Present the stretch of the listing from its first line through the line containing "cell-S20[interactable]: [1009, 498, 1063, 514]" as a numbered list, omitting any blank lines.

[Excerpt from a dataset]

--

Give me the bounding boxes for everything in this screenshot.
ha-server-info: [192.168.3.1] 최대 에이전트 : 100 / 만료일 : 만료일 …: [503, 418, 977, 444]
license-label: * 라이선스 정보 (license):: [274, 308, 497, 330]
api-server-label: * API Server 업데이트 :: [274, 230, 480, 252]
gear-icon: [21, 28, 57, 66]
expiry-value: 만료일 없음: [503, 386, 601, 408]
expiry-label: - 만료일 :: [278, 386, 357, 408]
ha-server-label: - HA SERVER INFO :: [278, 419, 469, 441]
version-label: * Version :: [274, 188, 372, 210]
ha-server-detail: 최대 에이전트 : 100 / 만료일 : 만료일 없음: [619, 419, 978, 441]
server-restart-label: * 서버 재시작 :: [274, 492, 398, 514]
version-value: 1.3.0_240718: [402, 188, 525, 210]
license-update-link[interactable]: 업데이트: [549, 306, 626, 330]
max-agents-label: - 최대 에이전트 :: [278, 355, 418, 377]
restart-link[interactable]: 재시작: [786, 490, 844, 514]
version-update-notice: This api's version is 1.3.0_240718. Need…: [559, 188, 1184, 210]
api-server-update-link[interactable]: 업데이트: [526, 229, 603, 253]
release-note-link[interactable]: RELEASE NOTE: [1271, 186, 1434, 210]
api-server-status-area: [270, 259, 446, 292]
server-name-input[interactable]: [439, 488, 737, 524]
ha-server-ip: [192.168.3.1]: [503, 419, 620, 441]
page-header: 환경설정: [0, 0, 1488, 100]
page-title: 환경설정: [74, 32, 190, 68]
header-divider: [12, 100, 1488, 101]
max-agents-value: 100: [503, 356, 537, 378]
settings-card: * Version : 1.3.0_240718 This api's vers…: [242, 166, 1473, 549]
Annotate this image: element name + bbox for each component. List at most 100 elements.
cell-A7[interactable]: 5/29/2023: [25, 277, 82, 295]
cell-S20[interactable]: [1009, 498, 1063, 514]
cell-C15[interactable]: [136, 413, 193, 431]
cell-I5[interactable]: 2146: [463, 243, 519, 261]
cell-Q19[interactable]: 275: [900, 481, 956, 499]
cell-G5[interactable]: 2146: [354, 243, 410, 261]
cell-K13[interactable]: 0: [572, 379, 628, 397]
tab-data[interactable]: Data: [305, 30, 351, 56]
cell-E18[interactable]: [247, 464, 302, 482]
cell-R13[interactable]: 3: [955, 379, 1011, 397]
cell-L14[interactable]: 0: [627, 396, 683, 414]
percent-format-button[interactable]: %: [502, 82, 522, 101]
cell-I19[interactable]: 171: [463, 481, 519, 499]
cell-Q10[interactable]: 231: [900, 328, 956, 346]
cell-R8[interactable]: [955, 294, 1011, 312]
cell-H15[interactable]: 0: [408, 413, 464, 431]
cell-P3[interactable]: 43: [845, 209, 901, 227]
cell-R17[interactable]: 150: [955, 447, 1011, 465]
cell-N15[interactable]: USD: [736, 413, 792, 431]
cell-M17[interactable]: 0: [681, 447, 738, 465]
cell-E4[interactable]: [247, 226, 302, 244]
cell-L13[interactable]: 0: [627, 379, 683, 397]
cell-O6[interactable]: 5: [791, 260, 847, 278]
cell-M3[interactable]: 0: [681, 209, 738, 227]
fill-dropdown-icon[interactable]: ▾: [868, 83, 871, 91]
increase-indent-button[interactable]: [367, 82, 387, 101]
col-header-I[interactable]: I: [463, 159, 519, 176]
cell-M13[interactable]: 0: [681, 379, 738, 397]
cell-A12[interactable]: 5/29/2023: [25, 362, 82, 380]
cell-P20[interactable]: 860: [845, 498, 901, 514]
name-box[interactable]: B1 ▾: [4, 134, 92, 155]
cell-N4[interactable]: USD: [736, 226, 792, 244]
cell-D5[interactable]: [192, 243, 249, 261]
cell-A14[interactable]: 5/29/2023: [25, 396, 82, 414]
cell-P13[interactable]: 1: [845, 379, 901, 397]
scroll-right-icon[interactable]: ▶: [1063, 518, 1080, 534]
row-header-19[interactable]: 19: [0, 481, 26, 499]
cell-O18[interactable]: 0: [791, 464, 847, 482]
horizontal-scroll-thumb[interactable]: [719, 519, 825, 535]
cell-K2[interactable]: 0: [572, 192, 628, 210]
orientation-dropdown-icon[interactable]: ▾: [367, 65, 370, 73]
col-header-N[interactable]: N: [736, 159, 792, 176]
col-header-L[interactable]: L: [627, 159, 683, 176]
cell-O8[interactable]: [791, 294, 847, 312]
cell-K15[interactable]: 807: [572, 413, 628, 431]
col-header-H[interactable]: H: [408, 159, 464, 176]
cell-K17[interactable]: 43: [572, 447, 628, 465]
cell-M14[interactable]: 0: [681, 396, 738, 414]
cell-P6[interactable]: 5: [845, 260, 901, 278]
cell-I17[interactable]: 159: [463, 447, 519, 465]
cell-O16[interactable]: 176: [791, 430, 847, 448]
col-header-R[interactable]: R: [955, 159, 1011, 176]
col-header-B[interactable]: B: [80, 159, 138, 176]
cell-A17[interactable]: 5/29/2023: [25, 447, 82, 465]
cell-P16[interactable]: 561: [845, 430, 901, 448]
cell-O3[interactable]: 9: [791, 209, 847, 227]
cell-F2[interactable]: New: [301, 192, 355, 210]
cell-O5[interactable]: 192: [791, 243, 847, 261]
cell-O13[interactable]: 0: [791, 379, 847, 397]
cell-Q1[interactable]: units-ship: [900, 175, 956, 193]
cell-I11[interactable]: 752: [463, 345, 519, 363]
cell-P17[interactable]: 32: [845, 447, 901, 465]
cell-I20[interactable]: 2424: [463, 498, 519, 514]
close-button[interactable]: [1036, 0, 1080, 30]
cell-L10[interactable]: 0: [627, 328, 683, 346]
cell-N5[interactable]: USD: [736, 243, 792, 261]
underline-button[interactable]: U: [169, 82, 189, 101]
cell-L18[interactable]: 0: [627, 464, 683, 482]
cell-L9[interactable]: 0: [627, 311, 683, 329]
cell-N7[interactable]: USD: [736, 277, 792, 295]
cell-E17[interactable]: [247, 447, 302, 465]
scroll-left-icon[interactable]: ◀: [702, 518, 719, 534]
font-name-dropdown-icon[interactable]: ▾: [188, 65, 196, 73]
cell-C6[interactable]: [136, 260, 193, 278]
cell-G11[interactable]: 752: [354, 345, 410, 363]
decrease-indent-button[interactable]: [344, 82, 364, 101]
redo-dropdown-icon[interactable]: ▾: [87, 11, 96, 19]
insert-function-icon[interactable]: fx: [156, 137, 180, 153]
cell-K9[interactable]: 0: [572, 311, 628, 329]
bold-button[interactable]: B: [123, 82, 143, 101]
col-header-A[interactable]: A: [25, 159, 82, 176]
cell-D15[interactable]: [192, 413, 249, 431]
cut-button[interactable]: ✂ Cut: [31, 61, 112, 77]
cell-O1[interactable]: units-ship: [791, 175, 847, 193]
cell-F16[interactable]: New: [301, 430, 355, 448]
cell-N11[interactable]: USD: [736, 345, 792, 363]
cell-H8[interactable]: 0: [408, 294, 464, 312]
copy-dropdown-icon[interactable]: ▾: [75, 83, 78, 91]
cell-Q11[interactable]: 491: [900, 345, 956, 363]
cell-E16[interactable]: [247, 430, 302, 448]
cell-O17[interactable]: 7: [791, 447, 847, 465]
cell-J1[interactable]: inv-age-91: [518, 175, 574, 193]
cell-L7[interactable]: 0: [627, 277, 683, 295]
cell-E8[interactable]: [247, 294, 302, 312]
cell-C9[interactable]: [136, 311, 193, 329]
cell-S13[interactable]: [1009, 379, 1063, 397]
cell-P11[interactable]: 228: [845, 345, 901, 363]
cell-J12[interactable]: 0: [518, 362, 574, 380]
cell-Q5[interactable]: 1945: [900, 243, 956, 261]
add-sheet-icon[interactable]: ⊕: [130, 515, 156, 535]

--

Result:
1. Give me the bounding boxes for everything in this screenshot.
2. ha-server-info: [192.168.3.1] 최대 에이전트 : 100 / 만료일 : 만료일 …: [503, 418, 977, 444]
3. license-label: * 라이선스 정보 (license):: [274, 308, 497, 330]
4. api-server-label: * API Server 업데이트 :: [274, 230, 480, 252]
5. gear-icon: [21, 28, 57, 66]
6. expiry-value: 만료일 없음: [503, 386, 601, 408]
7. expiry-label: - 만료일 :: [278, 386, 357, 408]
8. ha-server-label: - HA SERVER INFO :: [278, 419, 469, 441]
9. version-label: * Version :: [274, 188, 372, 210]
10. ha-server-detail: 최대 에이전트 : 100 / 만료일 : 만료일 없음: [619, 419, 978, 441]
11. server-restart-label: * 서버 재시작 :: [274, 492, 398, 514]
12. version-value: 1.3.0_240718: [402, 188, 525, 210]
13. license-update-link[interactable]: 업데이트: [549, 306, 626, 330]
14. max-agents-label: - 최대 에이전트 :: [278, 355, 418, 377]
15. restart-link[interactable]: 재시작: [786, 490, 844, 514]
16. version-update-notice: This api's version is 1.3.0_240718. Need…: [559, 188, 1184, 210]
17. api-server-update-link[interactable]: 업데이트: [526, 229, 603, 253]
18. release-note-link[interactable]: RELEASE NOTE: [1271, 186, 1434, 210]
19. api-server-status-area: [270, 259, 446, 292]
20. server-name-input[interactable]: [439, 488, 737, 524]
21. ha-server-ip: [192.168.3.1]: [503, 419, 620, 441]
22. page-header: 환경설정: [0, 0, 1488, 100]
23. page-title: 환경설정: [74, 32, 190, 68]
24. header-divider: [12, 100, 1488, 101]
25. max-agents-value: 100: [503, 356, 537, 378]
26. settings-card: * Version : 1.3.0_240718 This api's vers…: [242, 166, 1473, 549]
27. Annotate this image: element name + bbox for each component. List at most 100 elements.
28. cell-A7[interactable]: 5/29/2023: [25, 277, 82, 295]
29. cell-S20[interactable]: [1009, 498, 1063, 514]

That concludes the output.